**What you are asked to do:** Reproduce word for word every line of the material from the first line through the line containing "content-plate: if (bertray_starting_Enabled", including both of those lines.
——————————
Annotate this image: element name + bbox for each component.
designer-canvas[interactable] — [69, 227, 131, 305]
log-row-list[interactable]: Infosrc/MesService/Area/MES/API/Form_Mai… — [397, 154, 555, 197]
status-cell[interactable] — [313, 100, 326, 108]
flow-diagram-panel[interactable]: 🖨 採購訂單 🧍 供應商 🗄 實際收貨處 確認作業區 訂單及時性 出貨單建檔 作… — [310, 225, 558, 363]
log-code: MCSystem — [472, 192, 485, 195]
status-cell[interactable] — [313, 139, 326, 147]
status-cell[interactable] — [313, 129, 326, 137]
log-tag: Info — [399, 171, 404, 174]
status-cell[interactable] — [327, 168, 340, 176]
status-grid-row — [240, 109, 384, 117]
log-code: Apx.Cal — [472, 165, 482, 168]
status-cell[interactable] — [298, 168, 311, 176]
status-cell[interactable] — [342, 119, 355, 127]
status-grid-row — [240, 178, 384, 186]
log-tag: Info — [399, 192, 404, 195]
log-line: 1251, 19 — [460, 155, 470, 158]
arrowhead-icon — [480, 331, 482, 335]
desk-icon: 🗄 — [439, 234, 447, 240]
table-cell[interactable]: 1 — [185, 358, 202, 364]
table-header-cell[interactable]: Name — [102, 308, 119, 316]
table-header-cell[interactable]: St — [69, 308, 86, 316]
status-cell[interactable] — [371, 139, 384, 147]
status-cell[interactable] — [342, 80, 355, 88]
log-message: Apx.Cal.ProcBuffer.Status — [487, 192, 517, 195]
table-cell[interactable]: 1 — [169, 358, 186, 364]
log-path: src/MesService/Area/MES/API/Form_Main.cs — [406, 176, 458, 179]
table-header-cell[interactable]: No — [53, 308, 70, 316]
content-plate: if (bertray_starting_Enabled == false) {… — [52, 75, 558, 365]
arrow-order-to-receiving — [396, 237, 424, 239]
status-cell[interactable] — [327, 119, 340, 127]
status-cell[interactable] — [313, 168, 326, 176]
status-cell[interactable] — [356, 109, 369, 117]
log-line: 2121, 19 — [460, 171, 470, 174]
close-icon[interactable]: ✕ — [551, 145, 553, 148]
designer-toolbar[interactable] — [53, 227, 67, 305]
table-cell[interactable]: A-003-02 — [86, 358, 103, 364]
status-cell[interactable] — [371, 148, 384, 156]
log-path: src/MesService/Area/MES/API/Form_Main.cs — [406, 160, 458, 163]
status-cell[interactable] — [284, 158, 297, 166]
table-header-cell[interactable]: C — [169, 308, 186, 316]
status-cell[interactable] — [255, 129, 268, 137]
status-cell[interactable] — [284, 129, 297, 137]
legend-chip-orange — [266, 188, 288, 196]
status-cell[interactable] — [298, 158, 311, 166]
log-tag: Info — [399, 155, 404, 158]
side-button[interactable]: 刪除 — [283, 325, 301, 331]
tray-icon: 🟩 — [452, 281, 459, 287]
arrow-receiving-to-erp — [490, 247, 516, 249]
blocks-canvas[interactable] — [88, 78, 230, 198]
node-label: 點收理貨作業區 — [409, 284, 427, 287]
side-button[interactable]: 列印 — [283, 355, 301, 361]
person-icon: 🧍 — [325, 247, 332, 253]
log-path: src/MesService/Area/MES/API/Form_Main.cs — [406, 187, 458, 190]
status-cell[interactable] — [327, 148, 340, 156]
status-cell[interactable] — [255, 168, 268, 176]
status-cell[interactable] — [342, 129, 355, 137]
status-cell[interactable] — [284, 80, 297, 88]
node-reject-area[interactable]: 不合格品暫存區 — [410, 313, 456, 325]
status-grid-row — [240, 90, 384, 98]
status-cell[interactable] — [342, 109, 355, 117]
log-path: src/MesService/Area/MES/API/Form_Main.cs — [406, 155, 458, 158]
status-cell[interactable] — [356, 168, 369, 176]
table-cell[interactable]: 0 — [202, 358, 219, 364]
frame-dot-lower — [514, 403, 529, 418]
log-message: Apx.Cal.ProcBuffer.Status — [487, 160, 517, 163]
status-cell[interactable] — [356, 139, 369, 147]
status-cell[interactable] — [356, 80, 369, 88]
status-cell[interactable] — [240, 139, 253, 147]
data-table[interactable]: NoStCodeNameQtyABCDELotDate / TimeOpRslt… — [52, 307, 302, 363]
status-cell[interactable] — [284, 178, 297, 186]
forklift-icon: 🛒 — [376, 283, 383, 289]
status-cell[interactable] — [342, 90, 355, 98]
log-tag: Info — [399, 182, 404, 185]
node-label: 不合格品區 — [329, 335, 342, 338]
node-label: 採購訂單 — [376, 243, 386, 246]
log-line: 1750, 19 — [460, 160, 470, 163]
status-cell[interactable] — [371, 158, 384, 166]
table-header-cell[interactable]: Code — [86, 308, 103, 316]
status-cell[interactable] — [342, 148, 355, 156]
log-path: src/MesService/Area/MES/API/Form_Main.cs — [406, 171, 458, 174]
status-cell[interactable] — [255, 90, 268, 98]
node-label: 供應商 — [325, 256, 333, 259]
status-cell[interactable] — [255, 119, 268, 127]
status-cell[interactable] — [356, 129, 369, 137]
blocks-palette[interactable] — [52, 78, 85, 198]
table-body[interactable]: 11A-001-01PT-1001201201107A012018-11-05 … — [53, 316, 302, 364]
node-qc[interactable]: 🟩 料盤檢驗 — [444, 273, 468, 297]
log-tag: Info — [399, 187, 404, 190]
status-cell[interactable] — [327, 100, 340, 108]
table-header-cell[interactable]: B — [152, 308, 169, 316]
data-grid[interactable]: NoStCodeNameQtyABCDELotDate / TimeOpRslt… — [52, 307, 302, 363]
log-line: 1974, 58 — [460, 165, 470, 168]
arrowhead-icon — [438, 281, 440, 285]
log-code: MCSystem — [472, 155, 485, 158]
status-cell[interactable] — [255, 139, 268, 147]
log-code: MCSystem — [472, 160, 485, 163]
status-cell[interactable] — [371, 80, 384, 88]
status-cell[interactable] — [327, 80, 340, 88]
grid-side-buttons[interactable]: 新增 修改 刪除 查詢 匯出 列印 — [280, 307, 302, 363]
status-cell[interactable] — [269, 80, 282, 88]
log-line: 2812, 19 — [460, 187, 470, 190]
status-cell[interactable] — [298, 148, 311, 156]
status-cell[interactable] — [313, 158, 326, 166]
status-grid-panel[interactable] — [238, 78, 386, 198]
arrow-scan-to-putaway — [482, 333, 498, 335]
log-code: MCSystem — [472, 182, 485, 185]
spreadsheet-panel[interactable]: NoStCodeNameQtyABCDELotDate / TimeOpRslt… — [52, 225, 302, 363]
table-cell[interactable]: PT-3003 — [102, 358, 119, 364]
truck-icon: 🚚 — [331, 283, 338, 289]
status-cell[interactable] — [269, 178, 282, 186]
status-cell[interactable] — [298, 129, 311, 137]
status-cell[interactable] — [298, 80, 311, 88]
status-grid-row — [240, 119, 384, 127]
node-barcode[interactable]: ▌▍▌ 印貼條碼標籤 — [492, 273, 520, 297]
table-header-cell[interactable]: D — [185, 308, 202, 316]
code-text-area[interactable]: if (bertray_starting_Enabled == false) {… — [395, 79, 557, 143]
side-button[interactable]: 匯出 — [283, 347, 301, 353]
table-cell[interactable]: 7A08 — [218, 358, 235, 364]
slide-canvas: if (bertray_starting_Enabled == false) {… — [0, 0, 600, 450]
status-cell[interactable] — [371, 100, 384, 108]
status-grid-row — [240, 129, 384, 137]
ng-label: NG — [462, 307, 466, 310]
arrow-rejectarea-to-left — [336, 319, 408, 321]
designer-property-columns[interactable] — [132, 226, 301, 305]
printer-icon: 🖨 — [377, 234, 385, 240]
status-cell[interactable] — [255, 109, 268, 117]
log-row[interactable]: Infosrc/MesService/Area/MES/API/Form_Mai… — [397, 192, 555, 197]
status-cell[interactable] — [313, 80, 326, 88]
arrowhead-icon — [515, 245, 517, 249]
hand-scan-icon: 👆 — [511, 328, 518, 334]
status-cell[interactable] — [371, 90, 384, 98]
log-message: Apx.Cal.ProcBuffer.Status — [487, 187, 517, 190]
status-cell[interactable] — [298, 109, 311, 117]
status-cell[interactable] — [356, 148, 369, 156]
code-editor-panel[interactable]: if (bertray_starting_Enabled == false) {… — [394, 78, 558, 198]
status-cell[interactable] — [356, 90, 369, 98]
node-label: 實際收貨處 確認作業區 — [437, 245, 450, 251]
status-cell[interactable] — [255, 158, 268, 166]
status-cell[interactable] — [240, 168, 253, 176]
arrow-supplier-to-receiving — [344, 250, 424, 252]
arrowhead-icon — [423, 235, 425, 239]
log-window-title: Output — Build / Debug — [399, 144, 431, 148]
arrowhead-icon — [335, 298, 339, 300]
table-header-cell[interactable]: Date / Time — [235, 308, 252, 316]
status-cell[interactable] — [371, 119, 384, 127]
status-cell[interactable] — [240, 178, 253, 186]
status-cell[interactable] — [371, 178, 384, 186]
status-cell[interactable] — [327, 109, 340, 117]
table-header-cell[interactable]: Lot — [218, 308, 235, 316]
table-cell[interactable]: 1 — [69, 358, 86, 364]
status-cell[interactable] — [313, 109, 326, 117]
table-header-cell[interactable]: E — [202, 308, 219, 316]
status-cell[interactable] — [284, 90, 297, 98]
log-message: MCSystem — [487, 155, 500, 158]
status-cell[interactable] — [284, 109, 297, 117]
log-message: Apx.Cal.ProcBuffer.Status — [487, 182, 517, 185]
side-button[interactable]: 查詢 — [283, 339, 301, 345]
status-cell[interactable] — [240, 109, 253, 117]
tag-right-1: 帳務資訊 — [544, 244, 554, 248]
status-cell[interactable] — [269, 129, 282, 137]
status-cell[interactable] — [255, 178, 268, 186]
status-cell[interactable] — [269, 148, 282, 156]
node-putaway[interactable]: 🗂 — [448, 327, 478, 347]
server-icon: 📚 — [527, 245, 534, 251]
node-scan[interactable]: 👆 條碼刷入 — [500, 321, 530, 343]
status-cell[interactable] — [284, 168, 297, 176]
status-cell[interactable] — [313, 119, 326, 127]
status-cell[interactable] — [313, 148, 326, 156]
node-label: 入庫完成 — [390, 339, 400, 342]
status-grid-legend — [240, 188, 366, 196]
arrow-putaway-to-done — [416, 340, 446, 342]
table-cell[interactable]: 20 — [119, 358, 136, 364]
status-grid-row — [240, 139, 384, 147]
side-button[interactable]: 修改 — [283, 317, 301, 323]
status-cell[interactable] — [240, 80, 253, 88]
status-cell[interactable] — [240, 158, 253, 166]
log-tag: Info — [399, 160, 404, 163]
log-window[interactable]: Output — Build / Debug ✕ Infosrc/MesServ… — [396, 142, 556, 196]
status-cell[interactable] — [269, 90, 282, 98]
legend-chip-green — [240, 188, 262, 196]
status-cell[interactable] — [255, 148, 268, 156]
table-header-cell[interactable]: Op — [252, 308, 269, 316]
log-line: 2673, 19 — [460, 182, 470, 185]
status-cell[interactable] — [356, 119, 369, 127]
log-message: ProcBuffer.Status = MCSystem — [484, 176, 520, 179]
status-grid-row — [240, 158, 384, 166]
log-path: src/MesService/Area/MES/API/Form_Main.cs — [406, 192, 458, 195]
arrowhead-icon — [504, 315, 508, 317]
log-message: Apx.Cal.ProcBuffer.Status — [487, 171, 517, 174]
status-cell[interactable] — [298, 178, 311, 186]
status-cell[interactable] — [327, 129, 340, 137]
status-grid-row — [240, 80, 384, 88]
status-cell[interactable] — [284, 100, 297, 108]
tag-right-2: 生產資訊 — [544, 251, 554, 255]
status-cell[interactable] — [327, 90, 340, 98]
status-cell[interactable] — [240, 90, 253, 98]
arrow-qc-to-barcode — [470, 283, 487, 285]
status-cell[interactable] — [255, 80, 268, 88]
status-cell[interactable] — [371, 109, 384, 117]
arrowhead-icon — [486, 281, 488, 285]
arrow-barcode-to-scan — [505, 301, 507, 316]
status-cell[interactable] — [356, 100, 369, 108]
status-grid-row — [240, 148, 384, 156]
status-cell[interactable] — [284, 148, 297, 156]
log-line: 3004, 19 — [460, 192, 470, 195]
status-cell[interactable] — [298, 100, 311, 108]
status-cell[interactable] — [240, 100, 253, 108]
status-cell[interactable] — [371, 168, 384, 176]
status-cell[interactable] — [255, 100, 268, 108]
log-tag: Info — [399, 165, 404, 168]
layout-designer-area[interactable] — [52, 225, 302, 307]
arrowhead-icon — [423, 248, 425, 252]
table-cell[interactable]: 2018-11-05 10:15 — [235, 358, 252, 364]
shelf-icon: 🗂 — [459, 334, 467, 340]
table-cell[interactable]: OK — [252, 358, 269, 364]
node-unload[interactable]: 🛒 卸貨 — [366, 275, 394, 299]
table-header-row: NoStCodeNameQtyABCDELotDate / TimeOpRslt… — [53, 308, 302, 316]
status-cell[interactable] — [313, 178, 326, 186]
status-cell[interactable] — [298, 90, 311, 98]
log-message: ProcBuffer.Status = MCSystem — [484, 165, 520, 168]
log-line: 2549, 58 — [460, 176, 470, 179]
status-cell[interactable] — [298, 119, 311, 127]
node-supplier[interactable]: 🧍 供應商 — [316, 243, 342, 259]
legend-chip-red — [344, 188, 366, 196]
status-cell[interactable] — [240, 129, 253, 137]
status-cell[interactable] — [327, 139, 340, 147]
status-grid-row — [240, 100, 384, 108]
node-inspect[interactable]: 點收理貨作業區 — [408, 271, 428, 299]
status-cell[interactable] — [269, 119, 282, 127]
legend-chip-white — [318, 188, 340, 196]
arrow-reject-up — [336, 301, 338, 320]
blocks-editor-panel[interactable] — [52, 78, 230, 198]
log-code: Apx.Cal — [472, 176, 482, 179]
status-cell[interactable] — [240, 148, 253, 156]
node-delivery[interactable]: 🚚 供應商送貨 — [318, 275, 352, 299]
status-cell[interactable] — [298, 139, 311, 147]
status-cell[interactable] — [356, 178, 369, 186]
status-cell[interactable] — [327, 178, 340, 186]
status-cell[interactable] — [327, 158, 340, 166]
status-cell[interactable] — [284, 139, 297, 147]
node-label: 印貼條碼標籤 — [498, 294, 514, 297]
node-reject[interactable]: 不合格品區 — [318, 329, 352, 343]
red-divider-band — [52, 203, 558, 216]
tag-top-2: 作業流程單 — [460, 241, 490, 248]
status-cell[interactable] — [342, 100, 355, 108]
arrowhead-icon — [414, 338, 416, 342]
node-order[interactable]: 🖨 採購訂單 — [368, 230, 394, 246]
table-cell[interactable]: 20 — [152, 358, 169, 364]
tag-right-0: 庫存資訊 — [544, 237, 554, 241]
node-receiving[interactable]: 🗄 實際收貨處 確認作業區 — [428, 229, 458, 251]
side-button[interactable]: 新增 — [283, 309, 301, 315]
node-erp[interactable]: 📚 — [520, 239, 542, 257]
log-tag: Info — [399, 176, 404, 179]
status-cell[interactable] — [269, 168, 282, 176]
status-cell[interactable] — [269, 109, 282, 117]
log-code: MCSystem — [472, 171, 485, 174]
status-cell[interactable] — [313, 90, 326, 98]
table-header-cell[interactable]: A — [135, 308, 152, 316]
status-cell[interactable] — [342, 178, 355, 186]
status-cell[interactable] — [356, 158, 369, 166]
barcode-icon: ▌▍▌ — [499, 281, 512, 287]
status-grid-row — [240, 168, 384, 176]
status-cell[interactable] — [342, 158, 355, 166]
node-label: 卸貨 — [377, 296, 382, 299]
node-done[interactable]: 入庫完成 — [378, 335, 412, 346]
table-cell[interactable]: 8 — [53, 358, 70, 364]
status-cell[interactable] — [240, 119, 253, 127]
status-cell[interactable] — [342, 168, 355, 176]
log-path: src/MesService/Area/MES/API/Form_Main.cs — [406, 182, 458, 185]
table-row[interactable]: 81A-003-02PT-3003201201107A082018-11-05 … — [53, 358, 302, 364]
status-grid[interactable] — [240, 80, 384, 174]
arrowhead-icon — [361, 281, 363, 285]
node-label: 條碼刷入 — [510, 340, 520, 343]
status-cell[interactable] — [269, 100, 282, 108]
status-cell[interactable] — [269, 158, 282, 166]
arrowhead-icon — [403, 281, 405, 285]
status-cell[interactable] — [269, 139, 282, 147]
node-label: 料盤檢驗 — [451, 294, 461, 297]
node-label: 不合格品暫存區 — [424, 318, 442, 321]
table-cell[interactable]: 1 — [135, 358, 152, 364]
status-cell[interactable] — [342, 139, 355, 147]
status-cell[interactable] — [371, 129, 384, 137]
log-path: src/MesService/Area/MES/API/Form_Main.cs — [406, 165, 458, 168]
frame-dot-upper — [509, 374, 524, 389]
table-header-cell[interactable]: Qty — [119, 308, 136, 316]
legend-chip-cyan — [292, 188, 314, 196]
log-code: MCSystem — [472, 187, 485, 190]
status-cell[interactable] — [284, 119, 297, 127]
——————————
**Expected output:**
Annotate this image: element name + bbox for each component.
designer-canvas[interactable] — [69, 227, 131, 305]
log-row-list[interactable]: Infosrc/MesService/Area/MES/API/Form_Mai… — [397, 154, 555, 197]
status-cell[interactable] — [313, 100, 326, 108]
flow-diagram-panel[interactable]: 🖨 採購訂單 🧍 供應商 🗄 實際收貨處 確認作業區 訂單及時性 出貨單建檔 作… — [310, 225, 558, 363]
log-code: MCSystem — [472, 192, 485, 195]
status-cell[interactable] — [313, 139, 326, 147]
status-cell[interactable] — [313, 129, 326, 137]
log-tag: Info — [399, 171, 404, 174]
status-cell[interactable] — [327, 168, 340, 176]
status-grid-row — [240, 109, 384, 117]
log-code: Apx.Cal — [472, 165, 482, 168]
status-cell[interactable] — [298, 168, 311, 176]
status-cell[interactable] — [342, 119, 355, 127]
status-grid-row — [240, 178, 384, 186]
log-tag: Info — [399, 192, 404, 195]
log-line: 1251, 19 — [460, 155, 470, 158]
arrowhead-icon — [480, 331, 482, 335]
desk-icon: 🗄 — [439, 234, 447, 240]
table-cell[interactable]: 1 — [185, 358, 202, 364]
table-header-cell[interactable]: Name — [102, 308, 119, 316]
table-header-cell[interactable]: St — [69, 308, 86, 316]
status-cell[interactable] — [371, 139, 384, 147]
status-cell[interactable] — [342, 80, 355, 88]
log-message: Apx.Cal.ProcBuffer.Status — [487, 192, 517, 195]
table-cell[interactable]: 1 — [169, 358, 186, 364]
log-path: src/MesService/Area/MES/API/Form_Main.cs — [406, 176, 458, 179]
table-header-cell[interactable]: No — [53, 308, 70, 316]
content-plate: if (bertray_starting_Enabled == false) {… — [52, 75, 558, 365]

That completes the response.